**What to produce:**
Copy out all the lines in the records that include the word "color".

**Supplied entries:**
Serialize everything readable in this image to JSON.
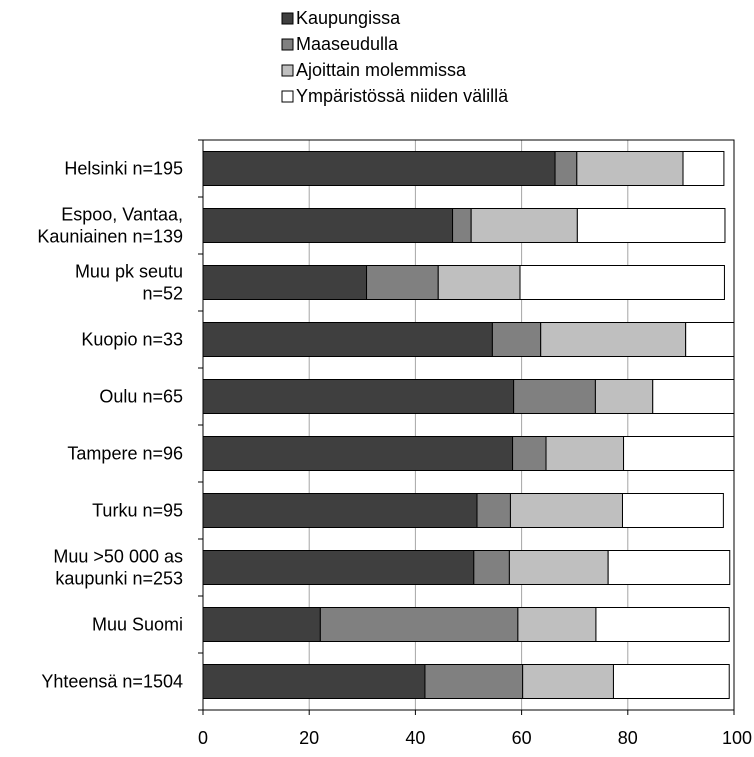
{
  "chart_data": {
    "type": "bar",
    "orientation": "horizontal",
    "stacked": true,
    "title": "",
    "xlabel": "",
    "ylabel": "",
    "xlim": [
      0,
      100
    ],
    "x_ticks": [
      "0",
      "20",
      "40",
      "60",
      "80",
      "100"
    ],
    "grid": "vertical",
    "legend": "top-center",
    "categories": [
      [
        "Helsinki n=195"
      ],
      [
        "Espoo, Vantaa,",
        "Kauniainen n=139"
      ],
      [
        "Muu pk seutu",
        "n=52"
      ],
      [
        "Kuopio n=33"
      ],
      [
        "Oulu n=65"
      ],
      [
        "Tampere n=96"
      ],
      [
        "Turku n=95"
      ],
      [
        "Muu >50 000 as",
        "kaupunki n=253"
      ],
      [
        "Muu Suomi"
      ],
      [
        "Yhteensä n=1504"
      ]
    ],
    "series": [
      {
        "name": "Kaupungissa",
        "color": "#3f3f3f",
        "values": [
          66.3,
          47.0,
          30.8,
          54.5,
          58.5,
          58.3,
          51.6,
          51.0,
          22.1,
          41.8
        ]
      },
      {
        "name": "Maaseudulla",
        "color": "#808080",
        "values": [
          4.1,
          3.5,
          13.5,
          9.1,
          15.4,
          6.3,
          6.3,
          6.7,
          37.2,
          18.4
        ]
      },
      {
        "name": "Ajoittain molemmissa",
        "color": "#bfbfbf",
        "values": [
          20.0,
          20.0,
          15.4,
          27.3,
          10.8,
          14.6,
          21.1,
          18.6,
          14.7,
          17.1
        ]
      },
      {
        "name": "Ympäristössä niiden välillä",
        "color": "#ffffff",
        "values": [
          7.7,
          27.8,
          38.5,
          9.1,
          15.3,
          20.8,
          19.0,
          22.9,
          25.1,
          21.8
        ]
      }
    ]
  }
}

**Response:**
        "color": "#3f3f3f",
        "color": "#808080",
        "color": "#bfbfbf",
        "color": "#ffffff",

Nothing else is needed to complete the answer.